- **Input rows**:
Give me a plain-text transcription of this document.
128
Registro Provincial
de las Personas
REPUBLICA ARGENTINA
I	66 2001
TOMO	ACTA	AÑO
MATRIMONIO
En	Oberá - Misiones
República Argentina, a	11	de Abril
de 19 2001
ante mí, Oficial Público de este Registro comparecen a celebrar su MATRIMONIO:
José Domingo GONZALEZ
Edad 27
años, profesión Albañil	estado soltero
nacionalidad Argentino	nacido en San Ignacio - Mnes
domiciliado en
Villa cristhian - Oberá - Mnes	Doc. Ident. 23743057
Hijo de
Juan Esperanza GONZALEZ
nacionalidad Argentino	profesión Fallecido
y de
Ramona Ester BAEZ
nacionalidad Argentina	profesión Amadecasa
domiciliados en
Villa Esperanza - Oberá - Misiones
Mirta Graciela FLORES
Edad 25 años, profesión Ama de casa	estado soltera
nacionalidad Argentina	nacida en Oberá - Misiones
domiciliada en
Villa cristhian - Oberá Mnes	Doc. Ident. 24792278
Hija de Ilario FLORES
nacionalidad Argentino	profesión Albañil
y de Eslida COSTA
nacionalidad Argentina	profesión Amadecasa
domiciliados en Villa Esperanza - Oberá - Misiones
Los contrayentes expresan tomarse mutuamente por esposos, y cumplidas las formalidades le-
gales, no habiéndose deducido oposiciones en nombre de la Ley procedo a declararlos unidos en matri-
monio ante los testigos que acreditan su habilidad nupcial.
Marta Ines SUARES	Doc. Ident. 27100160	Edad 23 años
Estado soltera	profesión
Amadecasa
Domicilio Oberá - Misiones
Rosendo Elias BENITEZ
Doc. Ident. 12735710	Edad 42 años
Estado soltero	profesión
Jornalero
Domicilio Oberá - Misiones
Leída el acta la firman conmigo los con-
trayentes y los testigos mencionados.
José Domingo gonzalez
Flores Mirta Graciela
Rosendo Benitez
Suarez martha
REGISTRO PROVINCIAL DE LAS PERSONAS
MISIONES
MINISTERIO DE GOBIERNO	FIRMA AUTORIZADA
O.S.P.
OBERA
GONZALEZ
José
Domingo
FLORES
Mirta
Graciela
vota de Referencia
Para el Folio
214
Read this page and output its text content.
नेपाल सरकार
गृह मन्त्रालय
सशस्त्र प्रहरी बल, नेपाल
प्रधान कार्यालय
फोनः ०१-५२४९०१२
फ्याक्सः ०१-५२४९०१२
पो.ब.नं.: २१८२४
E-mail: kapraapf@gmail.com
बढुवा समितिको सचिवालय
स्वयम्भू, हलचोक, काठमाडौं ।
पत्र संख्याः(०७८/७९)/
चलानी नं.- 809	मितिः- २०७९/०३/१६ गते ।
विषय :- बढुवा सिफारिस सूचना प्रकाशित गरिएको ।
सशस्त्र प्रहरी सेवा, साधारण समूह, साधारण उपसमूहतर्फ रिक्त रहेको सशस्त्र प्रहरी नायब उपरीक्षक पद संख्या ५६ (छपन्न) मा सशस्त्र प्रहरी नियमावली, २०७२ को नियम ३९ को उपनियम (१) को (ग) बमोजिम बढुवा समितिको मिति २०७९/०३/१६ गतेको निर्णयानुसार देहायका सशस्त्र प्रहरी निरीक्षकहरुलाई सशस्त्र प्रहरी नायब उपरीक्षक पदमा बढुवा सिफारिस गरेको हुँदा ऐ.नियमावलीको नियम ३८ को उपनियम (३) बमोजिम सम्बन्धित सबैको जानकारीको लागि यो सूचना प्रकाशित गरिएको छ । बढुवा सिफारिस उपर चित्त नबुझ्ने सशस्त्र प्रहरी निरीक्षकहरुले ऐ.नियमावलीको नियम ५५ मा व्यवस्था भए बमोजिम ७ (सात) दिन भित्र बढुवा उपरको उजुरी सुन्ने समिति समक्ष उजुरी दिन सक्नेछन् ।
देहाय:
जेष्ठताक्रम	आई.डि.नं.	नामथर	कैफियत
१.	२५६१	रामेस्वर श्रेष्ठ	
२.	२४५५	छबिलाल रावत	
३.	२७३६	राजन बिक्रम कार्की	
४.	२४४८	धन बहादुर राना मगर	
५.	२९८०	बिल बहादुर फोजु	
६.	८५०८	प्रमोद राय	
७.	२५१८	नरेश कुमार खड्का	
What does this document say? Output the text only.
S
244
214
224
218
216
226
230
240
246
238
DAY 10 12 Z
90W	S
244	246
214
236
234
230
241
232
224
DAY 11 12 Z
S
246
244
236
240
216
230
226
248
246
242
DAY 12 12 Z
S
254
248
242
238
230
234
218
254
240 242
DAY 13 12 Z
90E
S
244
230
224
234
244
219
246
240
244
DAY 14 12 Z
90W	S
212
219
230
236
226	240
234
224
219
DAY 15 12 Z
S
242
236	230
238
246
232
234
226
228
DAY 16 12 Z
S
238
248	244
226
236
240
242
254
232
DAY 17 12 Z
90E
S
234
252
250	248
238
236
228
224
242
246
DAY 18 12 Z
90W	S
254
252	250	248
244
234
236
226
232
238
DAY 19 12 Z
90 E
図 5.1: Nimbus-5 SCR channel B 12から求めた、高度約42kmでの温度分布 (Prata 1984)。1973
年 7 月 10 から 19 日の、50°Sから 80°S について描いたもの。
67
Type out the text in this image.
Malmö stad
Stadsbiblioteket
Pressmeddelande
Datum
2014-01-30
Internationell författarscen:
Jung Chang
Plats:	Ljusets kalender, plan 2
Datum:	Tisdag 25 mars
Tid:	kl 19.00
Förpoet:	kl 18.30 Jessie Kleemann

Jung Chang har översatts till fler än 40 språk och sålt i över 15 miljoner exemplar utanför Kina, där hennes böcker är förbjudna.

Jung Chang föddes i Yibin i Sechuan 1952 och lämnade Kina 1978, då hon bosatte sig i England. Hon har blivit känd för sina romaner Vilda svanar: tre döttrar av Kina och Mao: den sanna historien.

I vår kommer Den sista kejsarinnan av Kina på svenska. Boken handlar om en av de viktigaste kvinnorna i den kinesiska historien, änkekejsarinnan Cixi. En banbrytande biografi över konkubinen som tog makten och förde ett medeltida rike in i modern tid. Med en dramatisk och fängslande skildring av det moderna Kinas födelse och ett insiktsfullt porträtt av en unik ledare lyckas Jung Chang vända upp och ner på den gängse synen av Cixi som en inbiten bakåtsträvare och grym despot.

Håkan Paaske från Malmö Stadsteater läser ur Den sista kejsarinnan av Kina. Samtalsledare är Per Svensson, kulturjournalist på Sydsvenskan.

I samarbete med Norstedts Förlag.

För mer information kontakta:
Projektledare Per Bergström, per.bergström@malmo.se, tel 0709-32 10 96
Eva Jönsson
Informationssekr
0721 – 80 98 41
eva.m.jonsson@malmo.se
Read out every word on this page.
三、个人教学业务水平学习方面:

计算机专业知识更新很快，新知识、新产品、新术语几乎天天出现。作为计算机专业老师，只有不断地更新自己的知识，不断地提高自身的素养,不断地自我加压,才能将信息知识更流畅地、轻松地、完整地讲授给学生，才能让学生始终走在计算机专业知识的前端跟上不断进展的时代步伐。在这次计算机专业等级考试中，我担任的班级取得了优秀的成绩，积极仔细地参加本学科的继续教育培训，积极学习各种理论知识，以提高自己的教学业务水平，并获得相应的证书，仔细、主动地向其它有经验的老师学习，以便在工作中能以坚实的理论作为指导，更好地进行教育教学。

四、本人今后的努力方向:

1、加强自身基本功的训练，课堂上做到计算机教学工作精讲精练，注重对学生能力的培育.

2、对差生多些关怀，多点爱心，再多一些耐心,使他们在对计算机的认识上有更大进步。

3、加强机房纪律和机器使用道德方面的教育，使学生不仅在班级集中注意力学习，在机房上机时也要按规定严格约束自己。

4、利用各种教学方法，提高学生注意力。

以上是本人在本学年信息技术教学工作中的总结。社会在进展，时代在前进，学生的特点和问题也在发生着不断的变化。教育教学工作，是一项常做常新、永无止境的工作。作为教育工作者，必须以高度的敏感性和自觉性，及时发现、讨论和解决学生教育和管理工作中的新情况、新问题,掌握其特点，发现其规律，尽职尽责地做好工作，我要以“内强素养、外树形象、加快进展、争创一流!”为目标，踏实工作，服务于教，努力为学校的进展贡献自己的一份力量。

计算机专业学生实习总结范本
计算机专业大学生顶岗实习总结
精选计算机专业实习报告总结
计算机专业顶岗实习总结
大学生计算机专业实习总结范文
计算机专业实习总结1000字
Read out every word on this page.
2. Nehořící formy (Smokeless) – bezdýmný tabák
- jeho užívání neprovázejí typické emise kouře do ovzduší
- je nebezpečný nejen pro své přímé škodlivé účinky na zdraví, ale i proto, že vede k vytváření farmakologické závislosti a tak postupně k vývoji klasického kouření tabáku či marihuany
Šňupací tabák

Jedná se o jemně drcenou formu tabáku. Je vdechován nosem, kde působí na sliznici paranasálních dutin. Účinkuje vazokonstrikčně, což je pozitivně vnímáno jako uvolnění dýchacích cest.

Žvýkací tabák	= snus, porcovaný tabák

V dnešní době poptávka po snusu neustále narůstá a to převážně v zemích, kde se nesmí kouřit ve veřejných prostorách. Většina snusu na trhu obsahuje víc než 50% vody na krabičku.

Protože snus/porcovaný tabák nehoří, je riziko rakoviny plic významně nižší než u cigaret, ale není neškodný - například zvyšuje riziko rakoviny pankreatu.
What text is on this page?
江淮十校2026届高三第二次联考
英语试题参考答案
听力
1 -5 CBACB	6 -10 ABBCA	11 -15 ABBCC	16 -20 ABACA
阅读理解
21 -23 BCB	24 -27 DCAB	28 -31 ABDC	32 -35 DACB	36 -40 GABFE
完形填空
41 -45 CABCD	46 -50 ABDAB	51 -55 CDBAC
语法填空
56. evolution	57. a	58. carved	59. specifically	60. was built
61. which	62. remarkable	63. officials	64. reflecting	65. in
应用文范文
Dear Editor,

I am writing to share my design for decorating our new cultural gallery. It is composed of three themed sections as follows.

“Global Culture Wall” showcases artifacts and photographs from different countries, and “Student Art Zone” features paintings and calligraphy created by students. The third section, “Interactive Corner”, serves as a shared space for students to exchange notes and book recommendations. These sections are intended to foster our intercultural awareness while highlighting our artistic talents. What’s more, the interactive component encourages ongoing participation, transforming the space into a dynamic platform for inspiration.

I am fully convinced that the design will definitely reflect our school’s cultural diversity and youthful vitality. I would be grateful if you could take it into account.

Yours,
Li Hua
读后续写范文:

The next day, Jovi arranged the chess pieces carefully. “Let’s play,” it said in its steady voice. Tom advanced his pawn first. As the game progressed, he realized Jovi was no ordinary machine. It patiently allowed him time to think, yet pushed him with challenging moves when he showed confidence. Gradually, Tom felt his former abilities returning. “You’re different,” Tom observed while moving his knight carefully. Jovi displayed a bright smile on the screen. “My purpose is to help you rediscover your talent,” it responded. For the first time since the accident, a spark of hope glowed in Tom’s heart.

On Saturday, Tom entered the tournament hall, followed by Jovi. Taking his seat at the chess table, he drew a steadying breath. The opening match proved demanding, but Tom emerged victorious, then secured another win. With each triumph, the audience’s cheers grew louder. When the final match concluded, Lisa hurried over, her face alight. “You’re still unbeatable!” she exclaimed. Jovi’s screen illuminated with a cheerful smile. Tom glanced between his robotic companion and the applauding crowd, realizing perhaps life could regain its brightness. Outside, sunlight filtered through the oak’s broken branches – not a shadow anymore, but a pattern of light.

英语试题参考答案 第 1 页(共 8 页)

- **The problem**: Identify the lines of the entries containing the string "Albañil". Copy each such line.

- **Finished task**:
años, profesión Albañil	estado soltero
nacionalidad Argentino	profesión Albañil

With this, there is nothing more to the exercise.